> [What the exercise asks]: Sort through the entries below and pull out lines containing the word "power".

> [Input data]:
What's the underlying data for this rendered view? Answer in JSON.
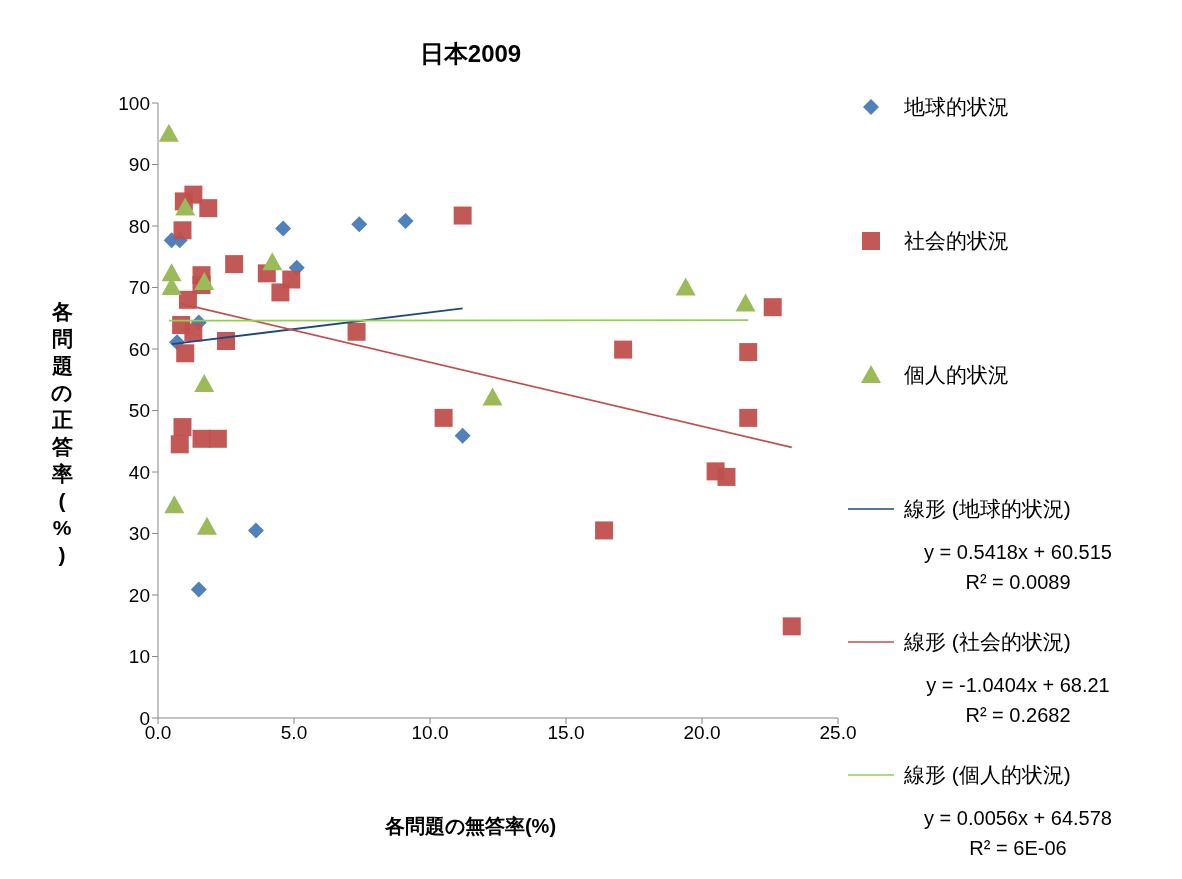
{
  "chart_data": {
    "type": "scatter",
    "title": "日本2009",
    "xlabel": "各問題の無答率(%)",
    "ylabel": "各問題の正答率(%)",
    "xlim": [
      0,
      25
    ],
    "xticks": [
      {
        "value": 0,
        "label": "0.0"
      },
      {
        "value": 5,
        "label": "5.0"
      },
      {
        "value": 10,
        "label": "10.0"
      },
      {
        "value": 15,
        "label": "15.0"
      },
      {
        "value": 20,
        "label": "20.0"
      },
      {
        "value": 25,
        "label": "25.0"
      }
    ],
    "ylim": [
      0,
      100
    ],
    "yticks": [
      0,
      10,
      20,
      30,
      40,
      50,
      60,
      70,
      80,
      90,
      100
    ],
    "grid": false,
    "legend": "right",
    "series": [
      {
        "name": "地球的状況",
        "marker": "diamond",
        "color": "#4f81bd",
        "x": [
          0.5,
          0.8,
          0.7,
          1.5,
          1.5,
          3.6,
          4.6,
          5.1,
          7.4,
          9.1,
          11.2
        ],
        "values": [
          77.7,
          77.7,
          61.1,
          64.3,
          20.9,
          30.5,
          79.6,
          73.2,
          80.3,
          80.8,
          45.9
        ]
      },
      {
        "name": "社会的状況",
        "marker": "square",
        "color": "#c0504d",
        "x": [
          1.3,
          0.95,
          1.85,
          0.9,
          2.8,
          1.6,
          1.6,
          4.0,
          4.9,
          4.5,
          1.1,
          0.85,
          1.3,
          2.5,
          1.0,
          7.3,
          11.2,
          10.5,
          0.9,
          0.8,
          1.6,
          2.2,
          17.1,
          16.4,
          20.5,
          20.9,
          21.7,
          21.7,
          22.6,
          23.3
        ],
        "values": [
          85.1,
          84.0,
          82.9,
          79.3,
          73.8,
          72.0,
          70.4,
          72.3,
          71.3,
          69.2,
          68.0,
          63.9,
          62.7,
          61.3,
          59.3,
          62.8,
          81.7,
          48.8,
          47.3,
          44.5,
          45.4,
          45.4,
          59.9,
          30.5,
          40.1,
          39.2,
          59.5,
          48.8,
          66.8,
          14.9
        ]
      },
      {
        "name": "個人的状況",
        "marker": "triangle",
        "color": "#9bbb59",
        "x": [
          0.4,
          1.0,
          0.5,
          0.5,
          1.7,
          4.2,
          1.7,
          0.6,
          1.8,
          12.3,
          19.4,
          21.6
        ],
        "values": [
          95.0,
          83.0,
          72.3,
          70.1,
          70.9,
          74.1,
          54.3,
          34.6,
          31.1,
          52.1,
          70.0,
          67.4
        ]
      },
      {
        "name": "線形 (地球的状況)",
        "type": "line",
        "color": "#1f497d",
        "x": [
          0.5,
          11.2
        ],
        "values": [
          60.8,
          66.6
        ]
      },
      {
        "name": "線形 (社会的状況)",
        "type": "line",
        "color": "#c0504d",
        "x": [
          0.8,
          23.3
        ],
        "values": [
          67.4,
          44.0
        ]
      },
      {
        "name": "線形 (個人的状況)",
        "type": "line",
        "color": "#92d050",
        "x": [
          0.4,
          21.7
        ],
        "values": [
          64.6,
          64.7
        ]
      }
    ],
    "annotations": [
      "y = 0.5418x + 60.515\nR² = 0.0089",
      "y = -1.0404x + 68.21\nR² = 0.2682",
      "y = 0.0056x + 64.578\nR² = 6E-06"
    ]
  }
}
...
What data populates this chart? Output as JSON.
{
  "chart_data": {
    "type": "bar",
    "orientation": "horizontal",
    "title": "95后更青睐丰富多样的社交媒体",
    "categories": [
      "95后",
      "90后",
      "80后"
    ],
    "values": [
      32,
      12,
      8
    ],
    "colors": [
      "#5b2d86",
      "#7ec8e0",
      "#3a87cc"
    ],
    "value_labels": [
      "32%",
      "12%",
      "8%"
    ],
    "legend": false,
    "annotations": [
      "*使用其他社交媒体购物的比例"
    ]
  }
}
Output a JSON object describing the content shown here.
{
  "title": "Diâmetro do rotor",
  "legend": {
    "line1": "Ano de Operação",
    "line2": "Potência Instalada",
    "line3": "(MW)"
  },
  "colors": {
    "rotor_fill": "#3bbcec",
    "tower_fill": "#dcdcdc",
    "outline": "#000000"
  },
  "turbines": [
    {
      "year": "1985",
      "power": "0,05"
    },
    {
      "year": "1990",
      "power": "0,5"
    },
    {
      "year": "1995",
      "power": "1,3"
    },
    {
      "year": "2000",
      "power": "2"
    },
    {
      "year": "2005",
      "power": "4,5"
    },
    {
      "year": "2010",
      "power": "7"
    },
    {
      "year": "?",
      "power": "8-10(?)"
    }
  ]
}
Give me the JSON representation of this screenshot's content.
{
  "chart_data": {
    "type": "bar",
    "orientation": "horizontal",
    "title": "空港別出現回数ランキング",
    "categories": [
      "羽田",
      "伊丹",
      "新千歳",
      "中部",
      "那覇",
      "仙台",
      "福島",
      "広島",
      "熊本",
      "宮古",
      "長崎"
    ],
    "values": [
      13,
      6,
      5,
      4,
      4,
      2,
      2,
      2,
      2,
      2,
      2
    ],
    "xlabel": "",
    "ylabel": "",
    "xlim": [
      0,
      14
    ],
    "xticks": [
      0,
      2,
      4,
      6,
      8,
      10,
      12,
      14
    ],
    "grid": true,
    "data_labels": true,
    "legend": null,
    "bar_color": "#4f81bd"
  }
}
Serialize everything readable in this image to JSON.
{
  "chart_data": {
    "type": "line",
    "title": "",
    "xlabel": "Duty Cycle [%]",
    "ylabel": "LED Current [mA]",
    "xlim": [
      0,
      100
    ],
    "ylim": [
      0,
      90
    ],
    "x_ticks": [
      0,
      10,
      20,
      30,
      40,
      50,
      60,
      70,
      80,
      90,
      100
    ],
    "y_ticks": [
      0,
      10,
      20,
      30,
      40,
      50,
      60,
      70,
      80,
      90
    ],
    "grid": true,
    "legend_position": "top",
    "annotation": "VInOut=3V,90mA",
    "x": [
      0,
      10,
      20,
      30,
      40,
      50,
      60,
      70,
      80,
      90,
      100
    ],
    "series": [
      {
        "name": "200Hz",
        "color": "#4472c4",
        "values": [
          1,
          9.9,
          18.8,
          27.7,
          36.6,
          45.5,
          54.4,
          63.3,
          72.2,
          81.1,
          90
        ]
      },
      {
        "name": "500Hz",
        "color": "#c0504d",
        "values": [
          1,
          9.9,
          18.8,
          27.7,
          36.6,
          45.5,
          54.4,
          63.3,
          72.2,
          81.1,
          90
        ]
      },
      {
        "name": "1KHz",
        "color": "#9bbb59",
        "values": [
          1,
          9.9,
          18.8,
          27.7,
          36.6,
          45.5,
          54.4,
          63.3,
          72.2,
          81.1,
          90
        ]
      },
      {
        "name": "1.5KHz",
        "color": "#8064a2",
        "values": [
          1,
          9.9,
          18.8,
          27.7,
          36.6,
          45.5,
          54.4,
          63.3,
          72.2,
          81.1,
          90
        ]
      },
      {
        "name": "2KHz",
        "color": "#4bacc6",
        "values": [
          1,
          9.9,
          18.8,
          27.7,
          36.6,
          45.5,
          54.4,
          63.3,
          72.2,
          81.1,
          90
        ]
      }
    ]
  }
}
--
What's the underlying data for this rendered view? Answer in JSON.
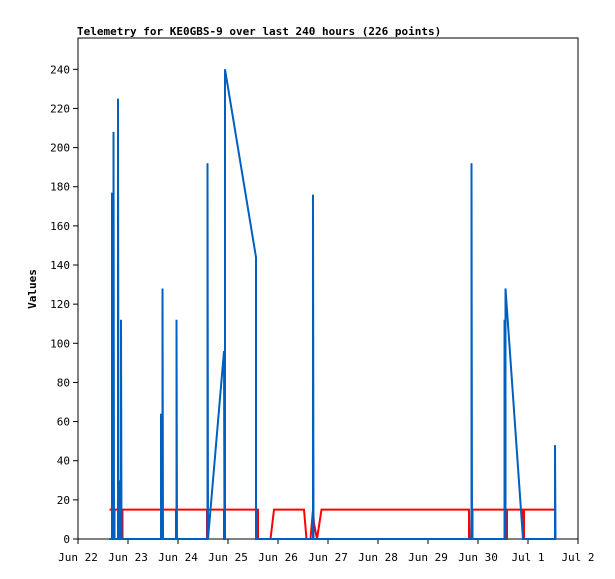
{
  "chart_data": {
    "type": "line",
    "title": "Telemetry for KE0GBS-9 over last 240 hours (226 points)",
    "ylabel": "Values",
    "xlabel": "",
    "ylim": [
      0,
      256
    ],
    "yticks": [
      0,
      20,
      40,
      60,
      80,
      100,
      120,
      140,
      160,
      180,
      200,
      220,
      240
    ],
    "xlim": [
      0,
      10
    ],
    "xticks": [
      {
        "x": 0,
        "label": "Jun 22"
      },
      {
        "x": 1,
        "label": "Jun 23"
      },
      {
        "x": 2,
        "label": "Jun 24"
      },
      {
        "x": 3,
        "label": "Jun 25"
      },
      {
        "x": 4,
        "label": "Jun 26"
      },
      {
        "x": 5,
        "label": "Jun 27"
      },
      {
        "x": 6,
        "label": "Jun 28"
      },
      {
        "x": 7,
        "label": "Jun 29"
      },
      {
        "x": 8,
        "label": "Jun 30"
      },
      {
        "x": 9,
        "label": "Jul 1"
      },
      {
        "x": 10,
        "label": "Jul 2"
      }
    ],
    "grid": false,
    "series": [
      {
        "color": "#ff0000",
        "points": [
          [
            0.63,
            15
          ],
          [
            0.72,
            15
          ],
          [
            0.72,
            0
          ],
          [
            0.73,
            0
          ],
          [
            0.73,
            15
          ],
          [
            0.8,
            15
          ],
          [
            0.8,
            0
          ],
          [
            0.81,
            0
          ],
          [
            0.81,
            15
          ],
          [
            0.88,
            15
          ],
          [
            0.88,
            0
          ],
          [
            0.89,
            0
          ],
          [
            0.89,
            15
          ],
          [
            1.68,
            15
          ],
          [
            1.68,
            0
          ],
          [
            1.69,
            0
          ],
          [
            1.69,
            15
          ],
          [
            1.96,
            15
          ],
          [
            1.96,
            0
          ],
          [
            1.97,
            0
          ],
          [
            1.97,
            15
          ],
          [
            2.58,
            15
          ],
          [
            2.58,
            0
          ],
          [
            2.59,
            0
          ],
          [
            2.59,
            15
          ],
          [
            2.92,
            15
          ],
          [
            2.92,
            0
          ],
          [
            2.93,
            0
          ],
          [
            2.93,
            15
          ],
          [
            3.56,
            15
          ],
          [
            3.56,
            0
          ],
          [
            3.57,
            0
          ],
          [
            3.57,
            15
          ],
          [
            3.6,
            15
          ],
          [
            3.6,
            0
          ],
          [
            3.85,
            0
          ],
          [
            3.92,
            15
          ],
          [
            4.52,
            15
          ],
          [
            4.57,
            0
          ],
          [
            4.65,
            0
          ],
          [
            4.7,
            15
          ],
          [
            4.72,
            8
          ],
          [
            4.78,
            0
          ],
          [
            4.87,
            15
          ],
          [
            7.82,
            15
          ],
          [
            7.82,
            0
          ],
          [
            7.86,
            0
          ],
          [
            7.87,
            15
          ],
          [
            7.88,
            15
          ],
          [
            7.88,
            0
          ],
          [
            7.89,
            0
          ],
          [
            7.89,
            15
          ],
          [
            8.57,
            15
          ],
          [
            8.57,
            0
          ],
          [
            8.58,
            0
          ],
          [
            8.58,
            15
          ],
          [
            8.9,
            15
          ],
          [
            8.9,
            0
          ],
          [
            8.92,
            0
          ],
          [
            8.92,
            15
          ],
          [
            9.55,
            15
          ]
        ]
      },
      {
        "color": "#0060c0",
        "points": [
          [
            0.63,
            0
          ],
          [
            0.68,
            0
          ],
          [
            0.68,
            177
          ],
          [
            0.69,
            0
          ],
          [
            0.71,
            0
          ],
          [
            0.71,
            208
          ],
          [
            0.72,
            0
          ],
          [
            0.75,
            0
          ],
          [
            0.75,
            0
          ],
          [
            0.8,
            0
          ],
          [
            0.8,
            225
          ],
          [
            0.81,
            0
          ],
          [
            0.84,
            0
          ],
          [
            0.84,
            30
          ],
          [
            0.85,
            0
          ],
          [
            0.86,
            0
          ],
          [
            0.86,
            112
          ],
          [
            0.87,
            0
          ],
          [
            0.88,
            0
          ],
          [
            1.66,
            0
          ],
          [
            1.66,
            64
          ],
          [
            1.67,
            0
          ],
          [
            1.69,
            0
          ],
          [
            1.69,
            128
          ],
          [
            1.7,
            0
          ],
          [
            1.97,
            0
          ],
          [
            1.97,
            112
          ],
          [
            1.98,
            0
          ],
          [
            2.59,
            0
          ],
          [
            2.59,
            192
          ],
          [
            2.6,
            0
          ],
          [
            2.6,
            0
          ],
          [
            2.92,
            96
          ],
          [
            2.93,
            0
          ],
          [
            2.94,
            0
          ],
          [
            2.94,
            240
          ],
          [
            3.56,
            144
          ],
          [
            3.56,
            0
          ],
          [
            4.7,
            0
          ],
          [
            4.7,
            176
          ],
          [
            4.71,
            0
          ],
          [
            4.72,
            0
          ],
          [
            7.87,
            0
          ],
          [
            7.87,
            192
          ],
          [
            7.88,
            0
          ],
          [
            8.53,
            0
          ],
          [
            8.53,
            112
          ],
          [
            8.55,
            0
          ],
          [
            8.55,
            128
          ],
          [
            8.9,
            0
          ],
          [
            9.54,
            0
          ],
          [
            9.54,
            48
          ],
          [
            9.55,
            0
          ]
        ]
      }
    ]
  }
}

> [Exercise response]:
      "power": "0,05"
      "power": "0,5"
      "power": "1,3"
      "power": "2"
      "power": "4,5"
      "power": "7"
      "power": "8-10(?)"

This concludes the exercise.